◆ **Task objective**
Extract the full listing verbatim and drop any pictures from your copy.
[start Input data]
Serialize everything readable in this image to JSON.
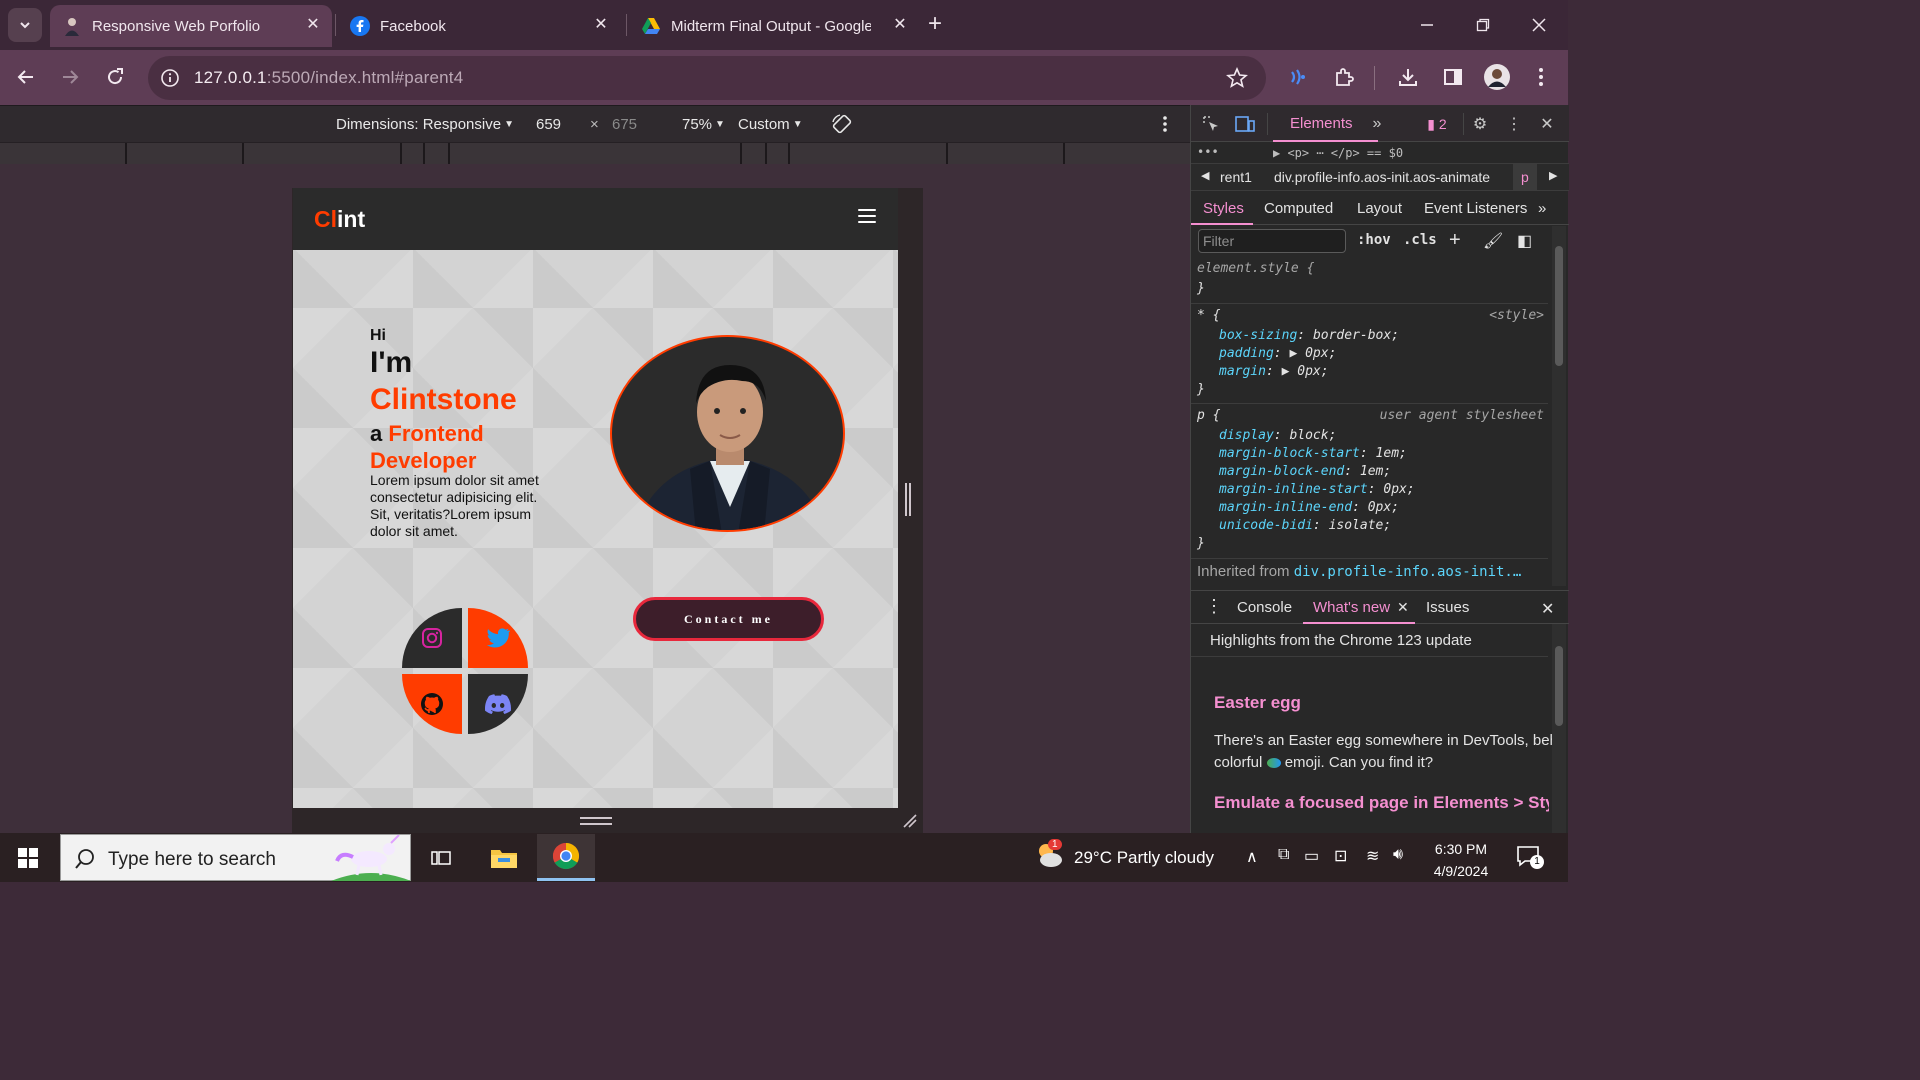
{
  "browser": {
    "tabs": [
      {
        "title": "Responsive Web Porfolio",
        "active": true
      },
      {
        "title": "Facebook",
        "active": false
      },
      {
        "title": "Midterm Final Output - Google",
        "active": false
      }
    ],
    "url_host": "127.0.0.1",
    "url_path": ":5500/index.html#parent4"
  },
  "device_toolbar": {
    "dimensions_label": "Dimensions: Responsive",
    "width": "659",
    "times": "×",
    "height": "675",
    "zoom": "75%",
    "throttle": "Custom"
  },
  "site": {
    "logo_accent": "Cl",
    "logo_rest": "int",
    "hi": "Hi",
    "im": "I'm",
    "name": "Clintstone",
    "role_prefix": "a",
    "role_word1": "Frontend",
    "role_word2": "Developer",
    "lorem": "Lorem ipsum dolor sit amet consectetur adipisicing elit. Sit, veritatis?Lorem ipsum dolor sit amet.",
    "contact_label": "Contact me",
    "accent_color": "#ff3c00"
  },
  "devtools": {
    "panel_tab": "Elements",
    "issues_count": "2",
    "dom_snippet": "▶ <p> ⋯ </p>  == $0",
    "breadcrumb_left": "rent1",
    "breadcrumb_main": "div.profile-info.aos-init.aos-animate",
    "breadcrumb_right": "p",
    "subtabs": [
      "Styles",
      "Computed",
      "Layout",
      "Event Listeners"
    ],
    "filter_placeholder": "Filter",
    "hov": ":hov",
    "cls": ".cls",
    "styles": {
      "element_style": "element.style {",
      "close": "}",
      "star_selector": "* {",
      "star_source": "<style>",
      "star_props": [
        {
          "name": "box-sizing",
          "value": "border-box;"
        },
        {
          "name": "padding",
          "value": "▶ 0px;"
        },
        {
          "name": "margin",
          "value": "▶ 0px;"
        }
      ],
      "p_selector": "p {",
      "p_source": "user agent stylesheet",
      "p_props": [
        {
          "name": "display",
          "value": "block;"
        },
        {
          "name": "margin-block-start",
          "value": "1em;"
        },
        {
          "name": "margin-block-end",
          "value": "1em;"
        },
        {
          "name": "margin-inline-start",
          "value": "0px;"
        },
        {
          "name": "margin-inline-end",
          "value": "0px;"
        },
        {
          "name": "unicode-bidi",
          "value": "isolate;"
        }
      ],
      "inherited_label": "Inherited from",
      "inherited_class": "div.profile-info.aos-init.…"
    },
    "drawer_tabs": [
      "Console",
      "What's new",
      "Issues"
    ],
    "whats_new_title": "Highlights from the Chrome 123 update",
    "easter_heading": "Easter egg",
    "easter_line1": "There's an Easter egg somewhere in DevTools, behir",
    "easter_line2_a": "colorful",
    "easter_line2_b": "emoji. Can you find it?",
    "emulate_heading": "Emulate a focused page in Elements > Sty"
  },
  "taskbar": {
    "search_placeholder": "Type here to search",
    "weather": "29°C  Partly cloudy",
    "weather_badge": "1",
    "time": "6:30 PM",
    "date": "4/9/2024",
    "notif_count": "1"
  }
}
[end Input data]
◆ **Task answer**
Serialize everything readable in this image to JSON.
{
  "browser": {
    "tabs": [
      {
        "title": "Responsive Web Porfolio",
        "active": true
      },
      {
        "title": "Facebook",
        "active": false
      },
      {
        "title": "Midterm Final Output - Google",
        "active": false
      }
    ],
    "url_host": "127.0.0.1",
    "url_path": ":5500/index.html#parent4"
  },
  "device_toolbar": {
    "dimensions_label": "Dimensions: Responsive",
    "width": "659",
    "times": "×",
    "height": "675",
    "zoom": "75%",
    "throttle": "Custom"
  },
  "site": {
    "logo_accent": "Cl",
    "logo_rest": "int",
    "hi": "Hi",
    "im": "I'm",
    "name": "Clintstone",
    "role_prefix": "a",
    "role_word1": "Frontend",
    "role_word2": "Developer",
    "lorem": "Lorem ipsum dolor sit amet consectetur adipisicing elit. Sit, veritatis?Lorem ipsum dolor sit amet.",
    "contact_label": "Contact me",
    "accent_color": "#ff3c00"
  },
  "devtools": {
    "panel_tab": "Elements",
    "issues_count": "2",
    "dom_snippet": "▶ <p> ⋯ </p>  == $0",
    "breadcrumb_left": "rent1",
    "breadcrumb_main": "div.profile-info.aos-init.aos-animate",
    "breadcrumb_right": "p",
    "subtabs": [
      "Styles",
      "Computed",
      "Layout",
      "Event Listeners"
    ],
    "filter_placeholder": "Filter",
    "hov": ":hov",
    "cls": ".cls",
    "styles": {
      "element_style": "element.style {",
      "close": "}",
      "star_selector": "* {",
      "star_source": "<style>",
      "star_props": [
        {
          "name": "box-sizing",
          "value": "border-box;"
        },
        {
          "name": "padding",
          "value": "▶ 0px;"
        },
        {
          "name": "margin",
          "value": "▶ 0px;"
        }
      ],
      "p_selector": "p {",
      "p_source": "user agent stylesheet",
      "p_props": [
        {
          "name": "display",
          "value": "block;"
        },
        {
          "name": "margin-block-start",
          "value": "1em;"
        },
        {
          "name": "margin-block-end",
          "value": "1em;"
        },
        {
          "name": "margin-inline-start",
          "value": "0px;"
        },
        {
          "name": "margin-inline-end",
          "value": "0px;"
        },
        {
          "name": "unicode-bidi",
          "value": "isolate;"
        }
      ],
      "inherited_label": "Inherited from",
      "inherited_class": "div.profile-info.aos-init.…"
    },
    "drawer_tabs": [
      "Console",
      "What's new",
      "Issues"
    ],
    "whats_new_title": "Highlights from the Chrome 123 update",
    "easter_heading": "Easter egg",
    "easter_line1": "There's an Easter egg somewhere in DevTools, behir",
    "easter_line2_a": "colorful",
    "easter_line2_b": "emoji. Can you find it?",
    "emulate_heading": "Emulate a focused page in Elements > Sty"
  },
  "taskbar": {
    "search_placeholder": "Type here to search",
    "weather": "29°C  Partly cloudy",
    "weather_badge": "1",
    "time": "6:30 PM",
    "date": "4/9/2024",
    "notif_count": "1"
  }
}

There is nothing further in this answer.